■ **EXERCISE DETAILS**
Every line below that mentions the word "JSON" should be copied out.

— start DATA PROVIDED —

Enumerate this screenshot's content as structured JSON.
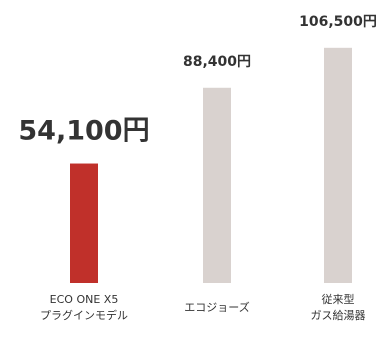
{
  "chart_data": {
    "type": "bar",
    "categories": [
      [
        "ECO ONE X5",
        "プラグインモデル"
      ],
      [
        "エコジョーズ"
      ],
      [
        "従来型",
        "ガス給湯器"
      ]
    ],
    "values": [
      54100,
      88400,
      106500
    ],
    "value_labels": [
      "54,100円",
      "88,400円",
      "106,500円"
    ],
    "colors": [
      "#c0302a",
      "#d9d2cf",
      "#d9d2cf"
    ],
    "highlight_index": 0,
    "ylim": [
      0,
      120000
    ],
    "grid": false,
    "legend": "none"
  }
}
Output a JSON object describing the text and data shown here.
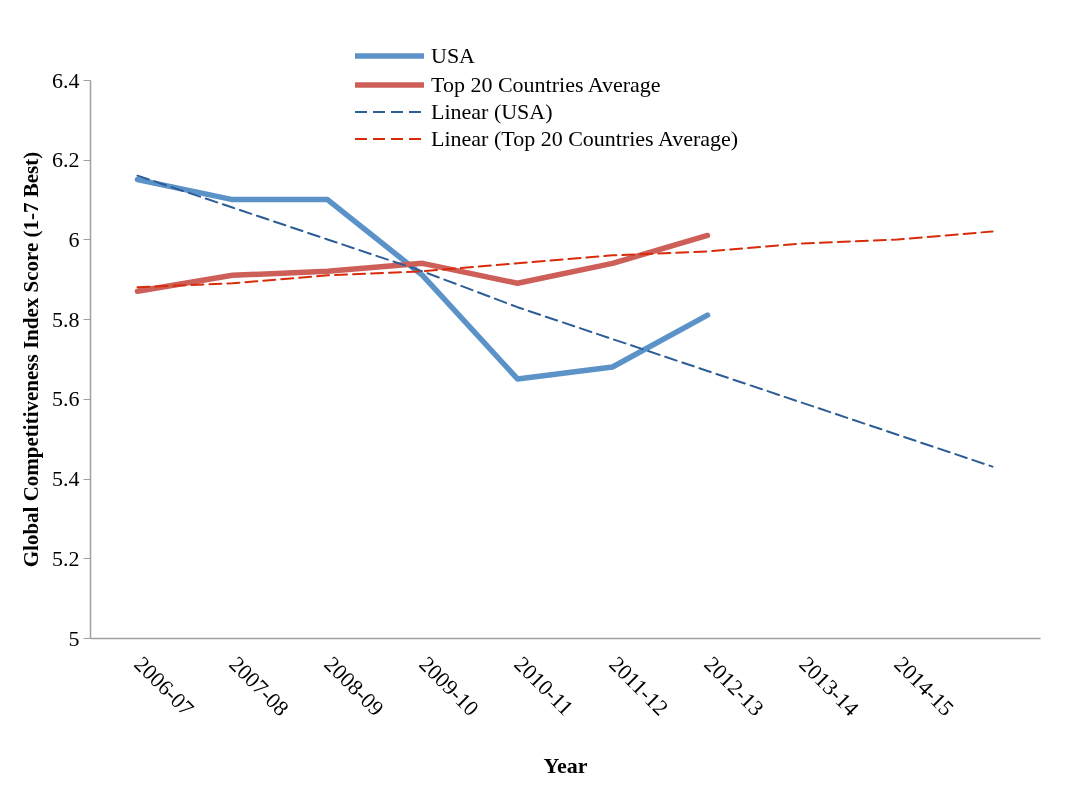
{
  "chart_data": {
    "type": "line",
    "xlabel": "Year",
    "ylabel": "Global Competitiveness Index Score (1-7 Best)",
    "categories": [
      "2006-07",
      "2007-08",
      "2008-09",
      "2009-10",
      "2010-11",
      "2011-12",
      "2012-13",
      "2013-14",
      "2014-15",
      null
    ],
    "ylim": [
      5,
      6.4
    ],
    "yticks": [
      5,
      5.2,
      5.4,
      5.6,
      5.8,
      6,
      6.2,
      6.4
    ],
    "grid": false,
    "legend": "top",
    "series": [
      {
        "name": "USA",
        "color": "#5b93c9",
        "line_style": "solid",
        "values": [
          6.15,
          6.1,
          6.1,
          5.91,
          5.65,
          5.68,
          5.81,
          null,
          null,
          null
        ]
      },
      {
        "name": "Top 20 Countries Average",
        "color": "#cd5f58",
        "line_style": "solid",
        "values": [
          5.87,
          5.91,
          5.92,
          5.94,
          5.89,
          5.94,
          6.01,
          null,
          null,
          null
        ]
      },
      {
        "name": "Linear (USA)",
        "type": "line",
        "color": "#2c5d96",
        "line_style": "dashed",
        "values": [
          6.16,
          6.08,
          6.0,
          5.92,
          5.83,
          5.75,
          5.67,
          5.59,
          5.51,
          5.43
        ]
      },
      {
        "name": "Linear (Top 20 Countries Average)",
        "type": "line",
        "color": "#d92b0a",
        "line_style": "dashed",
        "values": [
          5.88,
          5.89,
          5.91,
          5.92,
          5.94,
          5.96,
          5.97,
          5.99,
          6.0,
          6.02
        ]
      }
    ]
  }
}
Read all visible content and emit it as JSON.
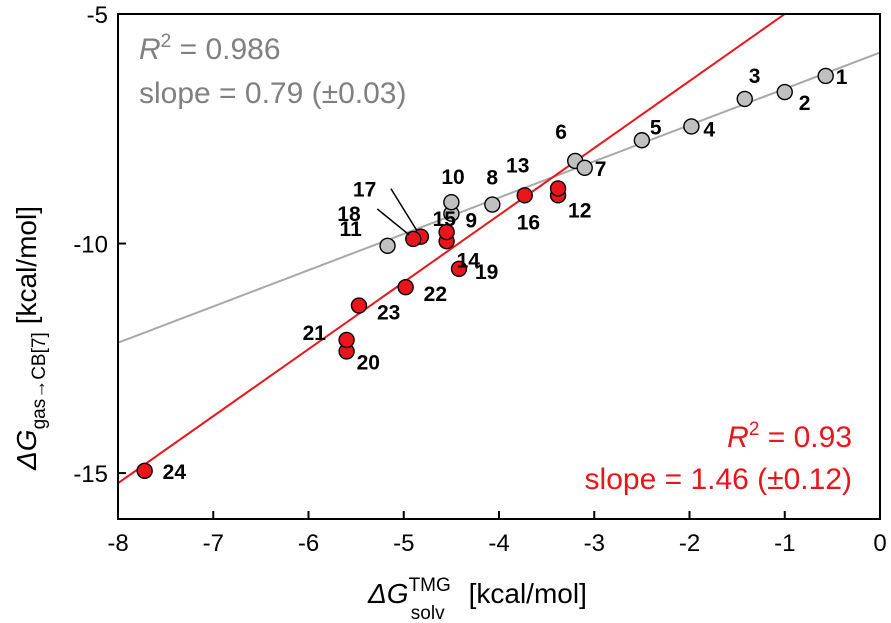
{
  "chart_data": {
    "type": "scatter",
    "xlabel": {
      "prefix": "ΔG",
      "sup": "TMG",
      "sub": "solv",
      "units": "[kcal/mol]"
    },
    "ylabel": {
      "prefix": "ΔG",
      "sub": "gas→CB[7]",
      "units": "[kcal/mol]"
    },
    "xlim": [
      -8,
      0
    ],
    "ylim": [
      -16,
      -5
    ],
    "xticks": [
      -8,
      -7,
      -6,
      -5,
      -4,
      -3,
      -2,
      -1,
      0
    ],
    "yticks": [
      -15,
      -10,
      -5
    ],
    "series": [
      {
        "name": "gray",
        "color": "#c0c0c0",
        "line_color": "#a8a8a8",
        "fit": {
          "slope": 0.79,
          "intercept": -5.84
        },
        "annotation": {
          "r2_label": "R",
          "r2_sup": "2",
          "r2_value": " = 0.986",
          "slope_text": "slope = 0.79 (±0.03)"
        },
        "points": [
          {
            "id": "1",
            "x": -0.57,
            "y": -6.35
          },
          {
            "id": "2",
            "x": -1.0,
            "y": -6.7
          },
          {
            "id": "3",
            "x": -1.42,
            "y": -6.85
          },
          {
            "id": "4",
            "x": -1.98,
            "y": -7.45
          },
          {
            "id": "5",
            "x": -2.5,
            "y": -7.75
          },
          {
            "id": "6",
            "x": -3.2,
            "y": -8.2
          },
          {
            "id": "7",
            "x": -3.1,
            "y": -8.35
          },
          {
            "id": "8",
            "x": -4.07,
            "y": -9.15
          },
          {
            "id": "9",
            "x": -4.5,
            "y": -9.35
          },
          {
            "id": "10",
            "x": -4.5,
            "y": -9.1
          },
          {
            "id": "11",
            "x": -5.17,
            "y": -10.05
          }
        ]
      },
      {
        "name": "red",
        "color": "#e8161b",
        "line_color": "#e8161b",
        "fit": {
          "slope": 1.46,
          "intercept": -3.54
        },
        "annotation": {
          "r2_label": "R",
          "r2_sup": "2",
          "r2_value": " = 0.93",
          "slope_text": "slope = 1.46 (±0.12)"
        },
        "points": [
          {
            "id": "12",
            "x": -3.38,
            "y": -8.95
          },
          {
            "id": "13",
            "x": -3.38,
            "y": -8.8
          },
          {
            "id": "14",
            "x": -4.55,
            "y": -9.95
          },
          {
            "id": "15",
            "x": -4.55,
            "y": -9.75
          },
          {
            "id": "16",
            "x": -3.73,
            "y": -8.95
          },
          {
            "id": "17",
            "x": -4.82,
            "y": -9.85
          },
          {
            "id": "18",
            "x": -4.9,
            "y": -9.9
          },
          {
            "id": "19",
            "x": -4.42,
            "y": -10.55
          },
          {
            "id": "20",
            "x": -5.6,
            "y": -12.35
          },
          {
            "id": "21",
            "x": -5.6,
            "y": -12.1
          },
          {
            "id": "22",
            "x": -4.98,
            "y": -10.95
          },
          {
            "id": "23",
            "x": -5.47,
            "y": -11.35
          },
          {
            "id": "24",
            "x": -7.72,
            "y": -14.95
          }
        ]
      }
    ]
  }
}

— end DATA PROVIDED —

■ **ANSWER**
Enumerate this screenshot's content as structured JSON.
Output a JSON object describing the text and data shown here.
Read all visible content and emit it as JSON.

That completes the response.